## INFORMATION PROVIDED
§ §

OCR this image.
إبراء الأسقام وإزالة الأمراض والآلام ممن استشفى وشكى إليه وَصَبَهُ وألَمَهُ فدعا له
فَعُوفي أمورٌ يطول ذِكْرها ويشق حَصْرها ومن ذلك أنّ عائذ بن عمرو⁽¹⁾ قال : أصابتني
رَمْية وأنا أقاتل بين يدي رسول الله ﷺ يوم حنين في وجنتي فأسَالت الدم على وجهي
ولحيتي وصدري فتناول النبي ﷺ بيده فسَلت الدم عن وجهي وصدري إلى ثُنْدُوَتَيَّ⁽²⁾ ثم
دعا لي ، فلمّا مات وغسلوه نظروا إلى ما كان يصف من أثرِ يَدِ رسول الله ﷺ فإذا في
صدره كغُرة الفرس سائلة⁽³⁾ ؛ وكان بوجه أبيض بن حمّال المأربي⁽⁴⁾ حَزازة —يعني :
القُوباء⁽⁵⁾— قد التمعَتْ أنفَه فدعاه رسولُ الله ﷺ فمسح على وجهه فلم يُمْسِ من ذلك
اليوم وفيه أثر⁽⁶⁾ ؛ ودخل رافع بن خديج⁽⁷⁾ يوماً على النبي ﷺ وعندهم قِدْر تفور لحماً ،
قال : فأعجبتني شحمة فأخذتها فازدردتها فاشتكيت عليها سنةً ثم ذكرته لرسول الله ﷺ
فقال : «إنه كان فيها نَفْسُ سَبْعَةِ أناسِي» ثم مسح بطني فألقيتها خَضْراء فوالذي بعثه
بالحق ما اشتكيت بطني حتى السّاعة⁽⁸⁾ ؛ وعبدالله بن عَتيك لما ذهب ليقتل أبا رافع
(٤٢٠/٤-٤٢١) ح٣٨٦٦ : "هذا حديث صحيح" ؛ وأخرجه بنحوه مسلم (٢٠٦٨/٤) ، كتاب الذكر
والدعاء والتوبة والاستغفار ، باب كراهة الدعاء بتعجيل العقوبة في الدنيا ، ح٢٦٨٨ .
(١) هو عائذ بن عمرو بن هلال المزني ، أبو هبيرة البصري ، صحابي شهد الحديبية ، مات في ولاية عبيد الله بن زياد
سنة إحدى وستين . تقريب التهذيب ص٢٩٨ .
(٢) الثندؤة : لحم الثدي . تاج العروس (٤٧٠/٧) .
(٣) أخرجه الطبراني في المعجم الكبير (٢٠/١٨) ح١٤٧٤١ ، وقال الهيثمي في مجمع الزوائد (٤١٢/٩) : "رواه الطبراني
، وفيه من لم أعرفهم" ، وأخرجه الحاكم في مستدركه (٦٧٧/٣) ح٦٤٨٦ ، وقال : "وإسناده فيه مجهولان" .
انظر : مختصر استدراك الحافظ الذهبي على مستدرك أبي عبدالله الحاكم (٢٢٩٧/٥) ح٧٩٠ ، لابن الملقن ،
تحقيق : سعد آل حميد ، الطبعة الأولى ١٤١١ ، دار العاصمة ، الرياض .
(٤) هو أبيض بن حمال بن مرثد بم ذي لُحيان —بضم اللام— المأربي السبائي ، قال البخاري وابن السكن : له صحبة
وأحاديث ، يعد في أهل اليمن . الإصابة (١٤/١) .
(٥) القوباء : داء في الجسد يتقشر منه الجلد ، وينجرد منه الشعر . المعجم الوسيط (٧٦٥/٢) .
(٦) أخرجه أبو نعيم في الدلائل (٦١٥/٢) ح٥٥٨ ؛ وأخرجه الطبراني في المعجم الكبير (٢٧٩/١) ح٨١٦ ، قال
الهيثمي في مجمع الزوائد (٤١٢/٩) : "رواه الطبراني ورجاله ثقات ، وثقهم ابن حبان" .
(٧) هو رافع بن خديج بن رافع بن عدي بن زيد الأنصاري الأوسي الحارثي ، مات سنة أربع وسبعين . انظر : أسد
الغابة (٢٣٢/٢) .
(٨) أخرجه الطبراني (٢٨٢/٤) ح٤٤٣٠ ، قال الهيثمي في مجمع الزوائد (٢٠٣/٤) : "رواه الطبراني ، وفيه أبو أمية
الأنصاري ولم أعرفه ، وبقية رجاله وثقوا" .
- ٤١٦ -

§ §

## TASK TO COMPLETE
Extract every line containing the string "الكبير" from the data above.

## RESPONSE TO THE EXERCISE
(٣) أخرجه الطبراني في المعجم الكبير (٢٠/١٨) ح١٤٧٤١ ، وقال الهيثمي في مجمع الزوائد (٤١٢/٩) : "رواه الطبراني
(٦) أخرجه أبو نعيم في الدلائل (٦١٥/٢) ح٥٥٨ ؛ وأخرجه الطبراني في المعجم الكبير (٢٧٩/١) ح٨١٦ ، قال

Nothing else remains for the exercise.